Exercise: Your task is to repeat the listing exactly.

Stored data entries:
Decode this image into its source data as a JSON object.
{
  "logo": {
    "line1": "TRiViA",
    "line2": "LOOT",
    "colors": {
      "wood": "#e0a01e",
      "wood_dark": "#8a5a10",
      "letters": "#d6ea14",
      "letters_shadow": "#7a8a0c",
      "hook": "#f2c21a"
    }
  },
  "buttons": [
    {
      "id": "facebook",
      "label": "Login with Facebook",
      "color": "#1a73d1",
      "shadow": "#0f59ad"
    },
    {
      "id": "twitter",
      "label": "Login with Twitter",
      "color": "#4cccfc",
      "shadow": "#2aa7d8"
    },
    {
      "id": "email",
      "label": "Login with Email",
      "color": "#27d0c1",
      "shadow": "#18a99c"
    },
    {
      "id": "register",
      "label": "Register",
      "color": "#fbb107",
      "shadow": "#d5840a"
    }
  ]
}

Answer to this problem:
Decode this image into its source data as a JSON object.
{
  "logo": {
    "line1": "TRiViA",
    "line2": "LOOT",
    "colors": {
      "wood": "#e0a01e",
      "wood_dark": "#8a5a10",
      "letters": "#d6ea14",
      "letters_shadow": "#7a8a0c",
      "hook": "#f2c21a"
    }
  },
  "buttons": [
    {
      "id": "facebook",
      "label": "Login with Facebook",
      "color": "#1a73d1",
      "shadow": "#0f59ad"
    },
    {
      "id": "twitter",
      "label": "Login with Twitter",
      "color": "#4cccfc",
      "shadow": "#2aa7d8"
    },
    {
      "id": "email",
      "label": "Login with Email",
      "color": "#27d0c1",
      "shadow": "#18a99c"
    },
    {
      "id": "register",
      "label": "Register",
      "color": "#fbb107",
      "shadow": "#d5840a"
    }
  ]
}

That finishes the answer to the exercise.